[Start of MATERIAL FOR THIS EXERCISE]
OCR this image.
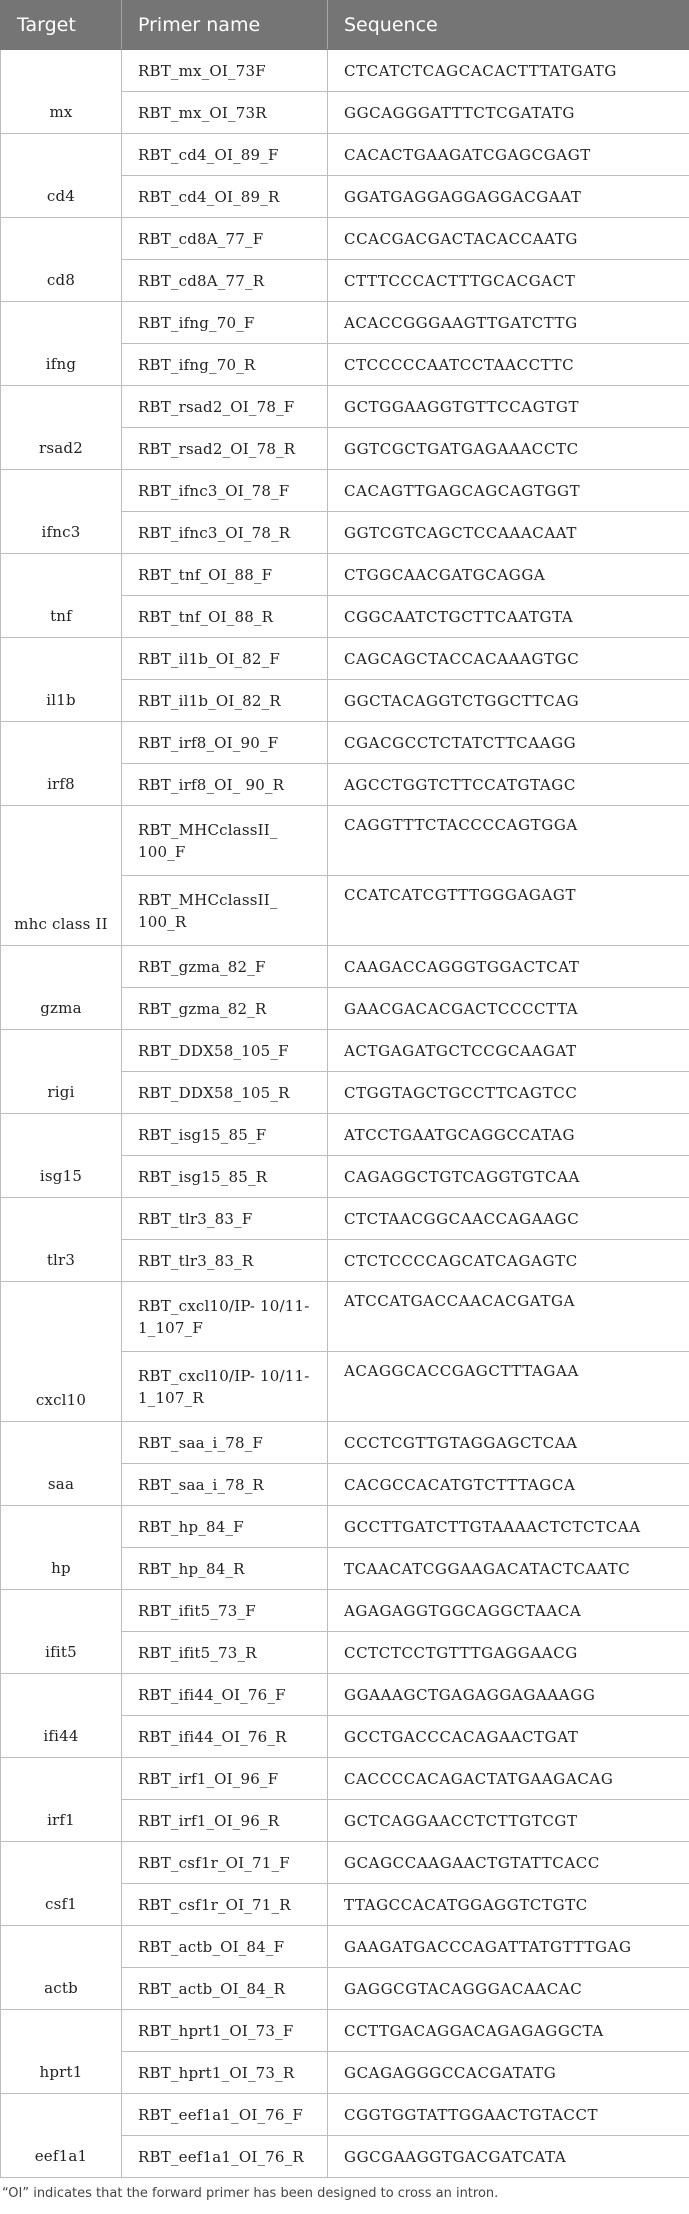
Target	Primer name	Sequence
mx	RBT_mx_OI_73F	CTCATCTCAGCACACTTTATGATG
	RBT_mx_OI_73R	GGCAGGGATTTCTCGATATG
cd4	RBT_cd4_OI_89_F	CACACTGAAGATCGAGCGAGT
	RBT_cd4_OI_89_R	GGATGAGGAGGAGGACGAAT
cd8	RBT_cd8A_77_F	CCACGACGACTACACCAATG
	RBT_cd8A_77_R	CTTTCCCACTTTGCACGACT
ifng	RBT_ifng_70_F	ACACCGGGAAGTTGATCTTG
	RBT_ifng_70_R	CTCCCCCAATCCTAACCTTC
rsad2	RBT_rsad2_OI_78_F	GCTGGAAGGTGTTCCAGTGT
	RBT_rsad2_OI_78_R	GGTCGCTGATGAGAAACCTC
ifnc3	RBT_ifnc3_OI_78_F	CACAGTTGAGCAGCAGTGGT
	RBT_ifnc3_OI_78_R	GGTCGTCAGCTCCAAACAAT
tnf	RBT_tnf_OI_88_F	CTGGCAACGATGCAGGA
	RBT_tnf_OI_88_R	CGGCAATCTGCTTCAATGTA
il1b	RBT_il1b_OI_82_F	CAGCAGCTACCACAAAGTGC
	RBT_il1b_OI_82_R	GGCTACAGGTCTGGCTTCAG
irf8	RBT_irf8_OI_90_F	CGACGCCTCTATCTTCAAGG
	RBT_irf8_OI_ 90_R	AGCCTGGTCTTCCATGTAGC
mhc class II	RBT_MHCclassII_ 100_F	CAGGTTTCTACCCCAGTGGA
	RBT_MHCclassII_ 100_R	CCATCATCGTTTGGGAGAGT
gzma	RBT_gzma_82_F	CAAGACCAGGGTGGACTCAT
	RBT_gzma_82_R	GAACGACACGACTCCCCTTA
rigi	RBT_DDX58_105_F	ACTGAGATGCTCCGCAAGAT
	RBT_DDX58_105_R	CTGGTAGCTGCCTTCAGTCC
isg15	RBT_isg15_85_F	ATCCTGAATGCAGGCCATAG
	RBT_isg15_85_R	CAGAGGCTGTCAGGTGTCAA
tlr3	RBT_tlr3_83_F	CTCTAACGGCAACCAGAAGC
	RBT_tlr3_83_R	CTCTCCCCAGCATCAGAGTC
cxcl10	RBT_cxcl10/IP- 10/11-1_107_F	ATCCATGACCAACACGATGA
	RBT_cxcl10/IP- 10/11-1_107_R	ACAGGCACCGAGCTTTAGAA
saa	RBT_saa_i_78_F	CCCTCGTTGTAGGAGCTCAA
	RBT_saa_i_78_R	CACGCCACATGTCTTTAGCA
hp	RBT_hp_84_F	GCCTTGATCTTGTAAAACTCTCTCAA
	RBT_hp_84_R	TCAACATCGGAAGACATACTCAATC
ifit5	RBT_ifit5_73_F	AGAGAGGTGGCAGGCTAACA
	RBT_ifit5_73_R	CCTCTCCTGTTTGAGGAACG
ifi44	RBT_ifi44_OI_76_F	GGAAAGCTGAGAGGAGAAAGG
	RBT_ifi44_OI_76_R	GCCTGACCCACAGAACTGAT
irf1	RBT_irf1_OI_96_F	CACCCCACAGACTATGAAGACAG
	RBT_irf1_OI_96_R	GCTCAGGAACCTCTTGTCGT
csf1	RBT_csf1r_OI_71_F	GCAGCCAAGAACTGTATTCACC
	RBT_csf1r_OI_71_R	TTAGCCACATGGAGGTCTGTC
actb	RBT_actb_OI_84_F	GAAGATGACCCAGATTATGTTTGAG
	RBT_actb_OI_84_R	GAGGCGTACAGGGACAACAC
hprt1	RBT_hprt1_OI_73_F	CCTTGACAGGACAGAGAGGCTA
	RBT_hprt1_OI_73_R	GCAGAGGGCCACGATATG
eef1a1	RBT_eef1a1_OI_76_F	CGGTGGTATTGGAACTGTACCT
	RBT_eef1a1_OI_76_R	GGCGAAGGTGACGATCATA
“OI” indicates that the forward primer has been designed to cross an intron.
[End of MATERIAL FOR THIS EXERCISE]
▶ [SET EXERCISE]:
Write out all the records again, exactly, minus any pictures.

▶ [ANSWER TO THE PROBLEM]:
OCR this image.
Target	Primer name	Sequence
mx	RBT_mx_OI_73F	CTCATCTCAGCACACTTTATGATG
	RBT_mx_OI_73R	GGCAGGGATTTCTCGATATG
cd4	RBT_cd4_OI_89_F	CACACTGAAGATCGAGCGAGT
	RBT_cd4_OI_89_R	GGATGAGGAGGAGGACGAAT
cd8	RBT_cd8A_77_F	CCACGACGACTACACCAATG
	RBT_cd8A_77_R	CTTTCCCACTTTGCACGACT
ifng	RBT_ifng_70_F	ACACCGGGAAGTTGATCTTG
	RBT_ifng_70_R	CTCCCCCAATCCTAACCTTC
rsad2	RBT_rsad2_OI_78_F	GCTGGAAGGTGTTCCAGTGT
	RBT_rsad2_OI_78_R	GGTCGCTGATGAGAAACCTC
ifnc3	RBT_ifnc3_OI_78_F	CACAGTTGAGCAGCAGTGGT
	RBT_ifnc3_OI_78_R	GGTCGTCAGCTCCAAACAAT
tnf	RBT_tnf_OI_88_F	CTGGCAACGATGCAGGA
	RBT_tnf_OI_88_R	CGGCAATCTGCTTCAATGTA
il1b	RBT_il1b_OI_82_F	CAGCAGCTACCACAAAGTGC
	RBT_il1b_OI_82_R	GGCTACAGGTCTGGCTTCAG
irf8	RBT_irf8_OI_90_F	CGACGCCTCTATCTTCAAGG
	RBT_irf8_OI_ 90_R	AGCCTGGTCTTCCATGTAGC
mhc class II	RBT_MHCclassII_ 100_F	CAGGTTTCTACCCCAGTGGA
	RBT_MHCclassII_ 100_R	CCATCATCGTTTGGGAGAGT
gzma	RBT_gzma_82_F	CAAGACCAGGGTGGACTCAT
	RBT_gzma_82_R	GAACGACACGACTCCCCTTA
rigi	RBT_DDX58_105_F	ACTGAGATGCTCCGCAAGAT
	RBT_DDX58_105_R	CTGGTAGCTGCCTTCAGTCC
isg15	RBT_isg15_85_F	ATCCTGAATGCAGGCCATAG
	RBT_isg15_85_R	CAGAGGCTGTCAGGTGTCAA
tlr3	RBT_tlr3_83_F	CTCTAACGGCAACCAGAAGC
	RBT_tlr3_83_R	CTCTCCCCAGCATCAGAGTC
cxcl10	RBT_cxcl10/IP- 10/11-1_107_F	ATCCATGACCAACACGATGA
	RBT_cxcl10/IP- 10/11-1_107_R	ACAGGCACCGAGCTTTAGAA
saa	RBT_saa_i_78_F	CCCTCGTTGTAGGAGCTCAA
	RBT_saa_i_78_R	CACGCCACATGTCTTTAGCA
hp	RBT_hp_84_F	GCCTTGATCTTGTAAAACTCTCTCAA
	RBT_hp_84_R	TCAACATCGGAAGACATACTCAATC
ifit5	RBT_ifit5_73_F	AGAGAGGTGGCAGGCTAACA
	RBT_ifit5_73_R	CCTCTCCTGTTTGAGGAACG
ifi44	RBT_ifi44_OI_76_F	GGAAAGCTGAGAGGAGAAAGG
	RBT_ifi44_OI_76_R	GCCTGACCCACAGAACTGAT
irf1	RBT_irf1_OI_96_F	CACCCCACAGACTATGAAGACAG
	RBT_irf1_OI_96_R	GCTCAGGAACCTCTTGTCGT
csf1	RBT_csf1r_OI_71_F	GCAGCCAAGAACTGTATTCACC
	RBT_csf1r_OI_71_R	TTAGCCACATGGAGGTCTGTC
actb	RBT_actb_OI_84_F	GAAGATGACCCAGATTATGTTTGAG
	RBT_actb_OI_84_R	GAGGCGTACAGGGACAACAC
hprt1	RBT_hprt1_OI_73_F	CCTTGACAGGACAGAGAGGCTA
	RBT_hprt1_OI_73_R	GCAGAGGGCCACGATATG
eef1a1	RBT_eef1a1_OI_76_F	CGGTGGTATTGGAACTGTACCT
	RBT_eef1a1_OI_76_R	GGCGAAGGTGACGATCATA
“OI” indicates that the forward primer has been designed to cross an intron.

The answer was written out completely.